— start of Recorded information —

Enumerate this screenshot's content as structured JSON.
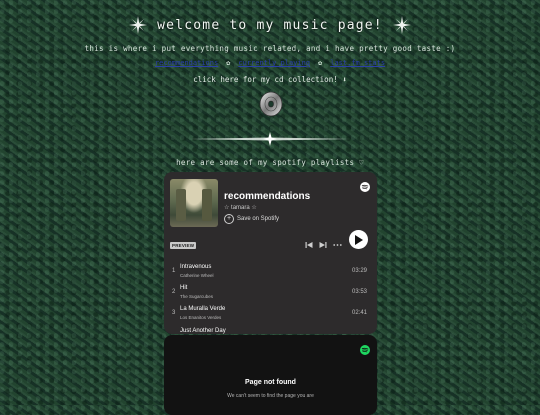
{
  "header": {
    "title": "welcome to my music page!",
    "subtitle": "this is where i put everything music related, and i have pretty good taste :)",
    "links": [
      "recommendations",
      "currently playing",
      "last.fm stats"
    ],
    "link_separator": "✿",
    "cd_link": "click here for my cd collection! ⬇",
    "playlists_text": "here are some of my spotify playlists ♡"
  },
  "spotify_embed": {
    "playlist_title": "recommendations",
    "owner": "☆ tamara ☆",
    "save_label": "Save on Spotify",
    "preview_label": "PREVIEW",
    "tracks": [
      {
        "num": "1",
        "name": "Intravenous",
        "artist": "Catherine Wheel",
        "duration": "03:29"
      },
      {
        "num": "2",
        "name": "Hit",
        "artist": "The Sugarcubes",
        "duration": "03:53"
      },
      {
        "num": "3",
        "name": "La Muralla Verde",
        "artist": "Los Enanitos Verdes",
        "duration": "02:41"
      },
      {
        "num": "",
        "name": "Just Another Day",
        "artist": "",
        "duration": ""
      }
    ]
  },
  "spotify_error": {
    "title": "Page not found",
    "subtitle": "We can't seem to find the page you are"
  },
  "colors": {
    "background": "#1c3a2c",
    "link": "#2b3fa8",
    "card": "#2d2b2c",
    "spotify_green": "#1ed760"
  },
  "icons": [
    "sparkle-icon",
    "cd-icon",
    "spotify-logo-icon",
    "plus-circle-icon",
    "previous-icon",
    "next-icon",
    "more-icon",
    "play-icon"
  ]
}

— end of Recorded information —

State the count of lines that contain the string "this". Nothing else is needed.

2